• _Supplied material_
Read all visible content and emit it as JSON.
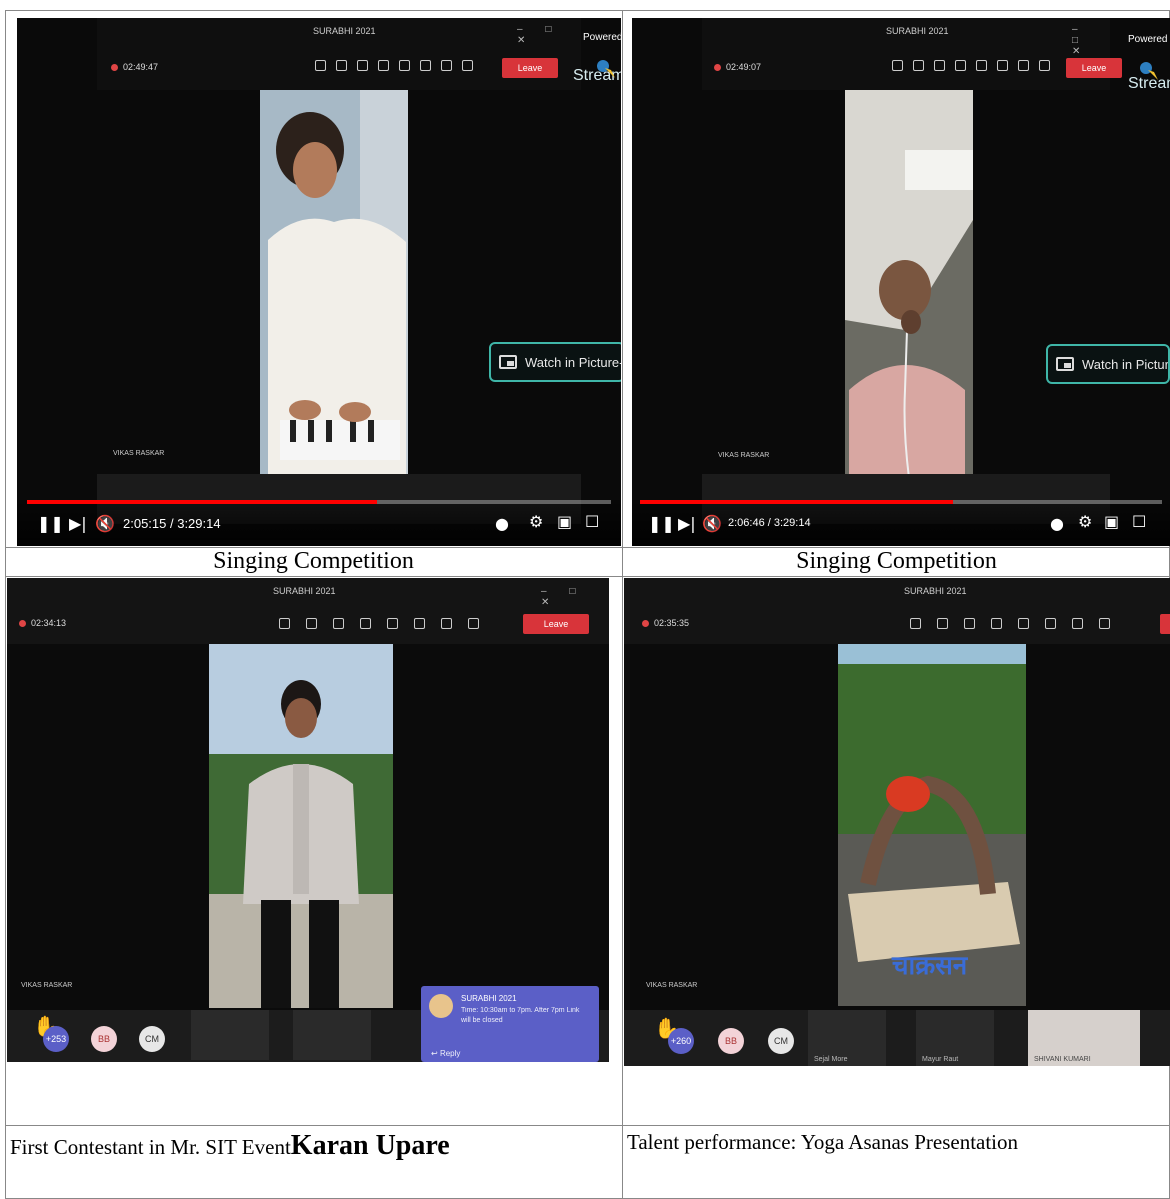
{
  "captions": {
    "top_left": "Singing Competition",
    "top_right": "Singing Competition",
    "bottom_left_lead": "First Contestant in Mr. SIT Event",
    "bottom_left_name": "Karan Upare",
    "bottom_right": "Talent performance: Yoga Asanas Presentation"
  },
  "meeting": {
    "title": "SURABHI 2021",
    "leave_label": "Leave",
    "timers": [
      "02:49:47",
      "02:49:07",
      "02:34:13",
      "02:35:35"
    ],
    "presenter_name": "VIKAS RASKAR"
  },
  "streamyard": {
    "powered_label": "Powered",
    "powered_label_2": "Powered by",
    "brand": "StreamY",
    "brand_2": "StreamYa"
  },
  "pip": {
    "label_1": "Watch in Picture-in-Pic",
    "label_2": "Watch in Picture-in-Pictu"
  },
  "player": {
    "time_1": "2:05:15 / 3:29:14",
    "time_2": "2:06:46 / 3:29:14",
    "progress_1": 0.6,
    "progress_2": 0.6
  },
  "participants": {
    "raised_count_1": "+253",
    "raised_count_2": "+260",
    "avatar_bb": "BB",
    "avatar_cm": "CM",
    "name_1": "Sejal More",
    "name_2": "Mayur Raut",
    "name_3": "SHIVANI KUMARI"
  },
  "chat": {
    "title": "SURABHI 2021",
    "body": "Time: 10:30am to 7pm. After 7pm Link will be closed",
    "reply": "Reply"
  },
  "yoga_overlay": "चाक्रसन",
  "colors": {
    "leave_red": "#d8343a",
    "teams_purple": "#5b5fc7",
    "yt_red": "#ff0000",
    "pip_teal": "#3fb6a8"
  }
}
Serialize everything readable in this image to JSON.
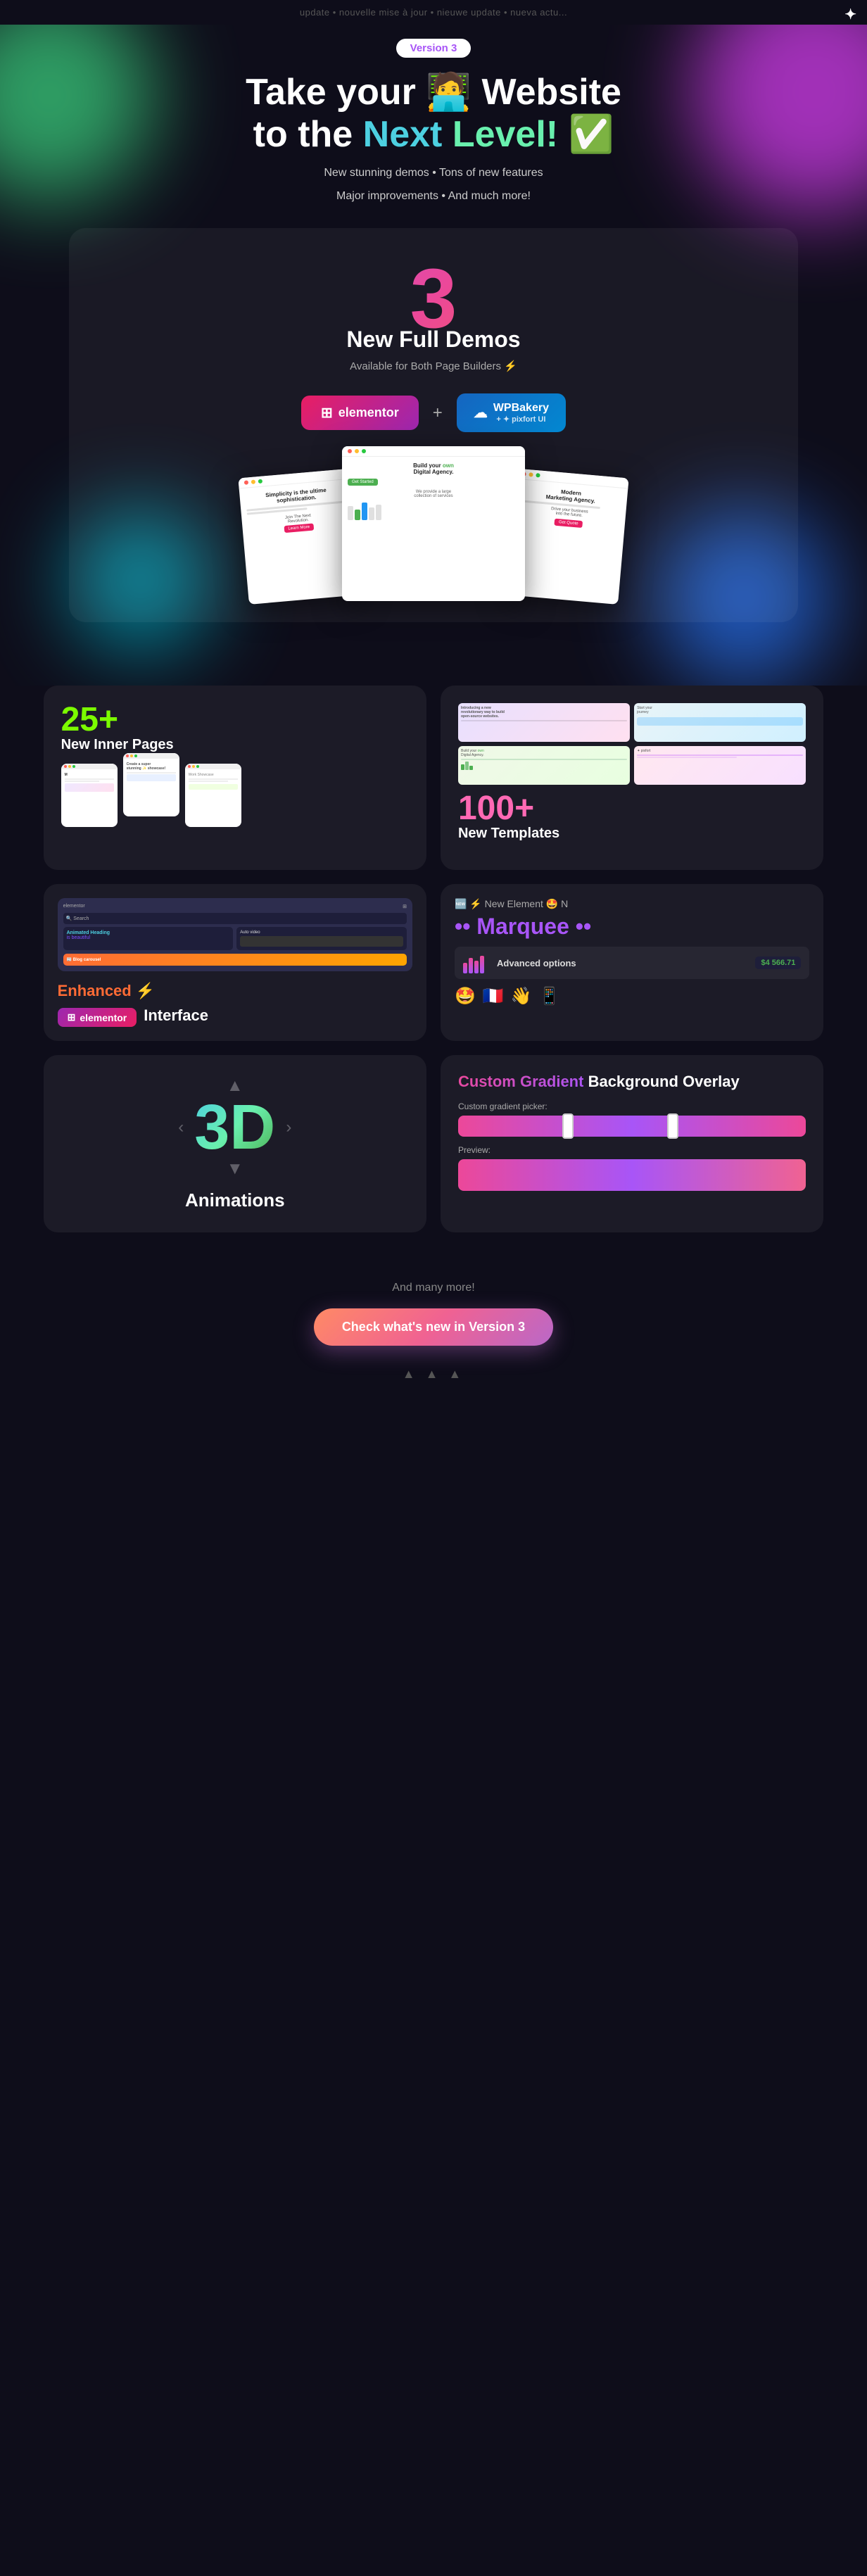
{
  "ticker": {
    "text": "update  •  nouvelle mise à jour  •  nieuwe update  •  nueva actu..."
  },
  "logo": {
    "symbol": "✦"
  },
  "hero": {
    "version_badge": "Version 3",
    "title_line1": "Take your 🧑‍💻 Website",
    "title_line2_normal": "to the ",
    "title_line2_accent1": "Next",
    "title_line2_space": " ",
    "title_line2_accent2": "Level!",
    "title_line2_emoji": " ✅",
    "subtitle1": "New stunning demos  •  Tons of new features",
    "subtitle2": "Major improvements  •  And much more!"
  },
  "demos": {
    "number": "3",
    "title": "New Full Demos",
    "subtitle": "Available for Both Page Builders ⚡",
    "elementor_label": "elementor",
    "wpbakery_label": "WPBakery",
    "pixfort_label": "+ ✦ pixfort UI",
    "plus": "+"
  },
  "inner_pages": {
    "number": "25+",
    "label": "New Inner Pages"
  },
  "templates": {
    "number": "100+",
    "label": "New Templates"
  },
  "elementor_section": {
    "enhanced_label": "Enhanced ⚡",
    "elementor_badge": "elementor",
    "interface_label": "Interface",
    "topbar_left": "elementor",
    "widget1": "Animated Heading",
    "widget2": "Auto video",
    "widget3_label": "Blog carousel",
    "app_name": "elementor"
  },
  "marquee_section": {
    "new_element_text": "🆕 ⚡ New Element 🤩 N",
    "marquee_title": "•• Marquee ••",
    "advanced_label": "Advanced options",
    "price": "$4 566.71",
    "emojis": [
      "🤩",
      "🇫🇷",
      "👋",
      "📱"
    ]
  },
  "threed": {
    "text": "3D",
    "label": "Animations"
  },
  "gradient": {
    "title_accent": "Custom Gradient",
    "title_normal": " Background Overlay",
    "picker_label": "Custom gradient picker:",
    "preview_label": "Preview:"
  },
  "cta": {
    "and_more": "And many more!",
    "button_label": "Check what's new in Version 3"
  },
  "bottom_arrows": "▲  ▲  ▲"
}
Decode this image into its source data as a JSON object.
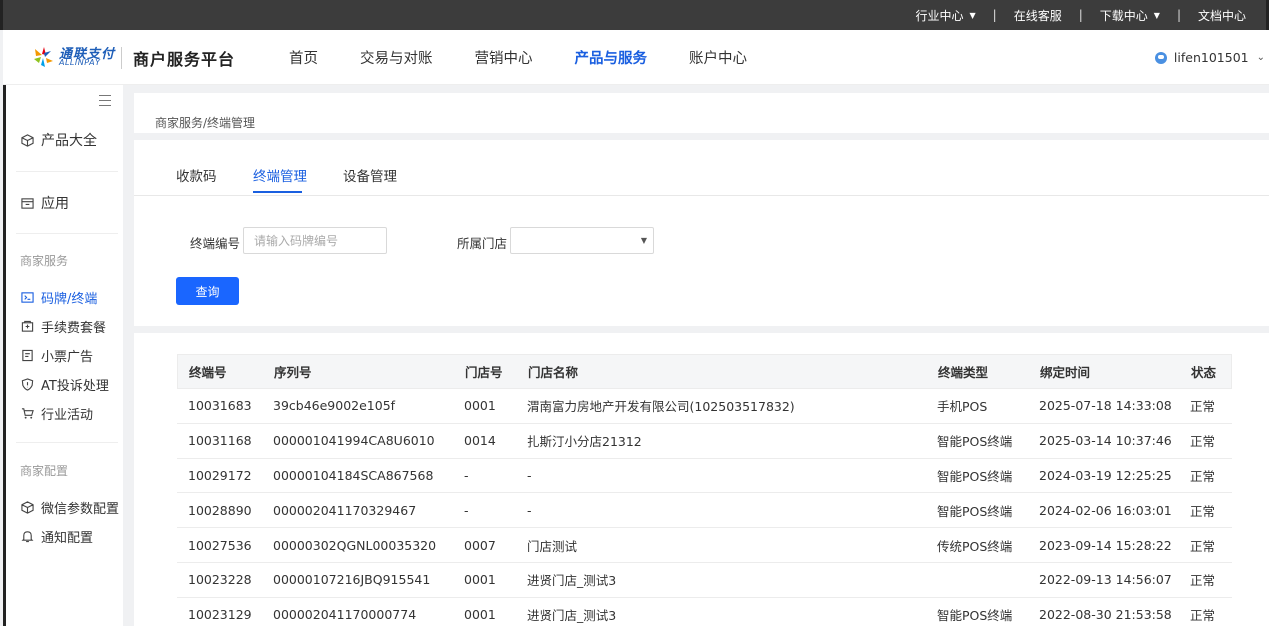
{
  "topbar": {
    "links": [
      {
        "label": "行业中心",
        "has_caret": true
      },
      {
        "label": "在线客服",
        "has_caret": false
      },
      {
        "label": "下载中心",
        "has_caret": true
      },
      {
        "label": "文档中心",
        "has_caret": false
      }
    ],
    "separator": "|"
  },
  "header": {
    "logo_name": "通联支付",
    "logo_sub": "ALLINPAY",
    "platform": "商户服务平台",
    "nav": [
      {
        "label": "首页",
        "active": false
      },
      {
        "label": "交易与对账",
        "active": false
      },
      {
        "label": "营销中心",
        "active": false
      },
      {
        "label": "产品与服务",
        "active": true
      },
      {
        "label": "账户中心",
        "active": false
      }
    ],
    "username": "lifen101501"
  },
  "sidebar": {
    "top_items": [
      {
        "label": "产品大全",
        "icon": "cube-icon"
      },
      {
        "label": "应用",
        "icon": "app-box-icon"
      }
    ],
    "group1_title": "商家服务",
    "group1_items": [
      {
        "label": "码牌/终端",
        "icon": "terminal-icon",
        "active": true
      },
      {
        "label": "手续费套餐",
        "icon": "fee-package-icon",
        "active": false
      },
      {
        "label": "小票广告",
        "icon": "receipt-icon",
        "active": false
      },
      {
        "label": "AT投诉处理",
        "icon": "shield-icon",
        "active": false
      },
      {
        "label": "行业活动",
        "icon": "cart-icon",
        "active": false
      }
    ],
    "group2_title": "商家配置",
    "group2_items": [
      {
        "label": "微信参数配置",
        "icon": "cube-icon"
      },
      {
        "label": "通知配置",
        "icon": "bell-icon"
      }
    ]
  },
  "breadcrumb": "商家服务/终端管理",
  "tabs": [
    {
      "label": "收款码",
      "active": false
    },
    {
      "label": "终端管理",
      "active": true
    },
    {
      "label": "设备管理",
      "active": false
    }
  ],
  "filter": {
    "terminal_label": "终端编号",
    "terminal_placeholder": "请输入码牌编号",
    "terminal_value": "",
    "store_label": "所属门店",
    "store_value": "",
    "query_button": "查询"
  },
  "table": {
    "columns": [
      "终端号",
      "序列号",
      "门店号",
      "门店名称",
      "终端类型",
      "绑定时间",
      "状态"
    ],
    "rows": [
      [
        "10031683",
        "39cb46e9002e105f",
        "0001",
        "渭南富力房地产开发有限公司(102503517832)",
        "手机POS",
        "2025-07-18 14:33:08",
        "正常"
      ],
      [
        "10031168",
        "000001041994CA8U6010",
        "0014",
        "扎斯汀小分店21312",
        "智能POS终端",
        "2025-03-14 10:37:46",
        "正常"
      ],
      [
        "10029172",
        "00000104184SCA867568",
        "-",
        "-",
        "智能POS终端",
        "2024-03-19 12:25:25",
        "正常"
      ],
      [
        "10028890",
        "000002041170329467",
        "-",
        "-",
        "智能POS终端",
        "2024-02-06 16:03:01",
        "正常"
      ],
      [
        "10027536",
        "00000302QGNL00035320",
        "0007",
        "门店测试",
        "传统POS终端",
        "2023-09-14 15:28:22",
        "正常"
      ],
      [
        "10023228",
        "00000107216JBQ915541",
        "0001",
        "进贤门店_测试3",
        "",
        "2022-09-13 14:56:07",
        "正常"
      ],
      [
        "10023129",
        "000002041170000774",
        "0001",
        "进贤门店_测试3",
        "智能POS终端",
        "2022-08-30 21:53:58",
        "正常"
      ]
    ]
  },
  "colors": {
    "accent": "#1a5fe0",
    "button": "#1a66ff",
    "topbar": "#3c3c3c"
  }
}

• _Problem description_
Copy each line of the preceding data that contains the string "Custom".

• _Solution to this problem_
    "title_accent": "Custom Gradient",
    "picker_label": "Custom gradient picker:",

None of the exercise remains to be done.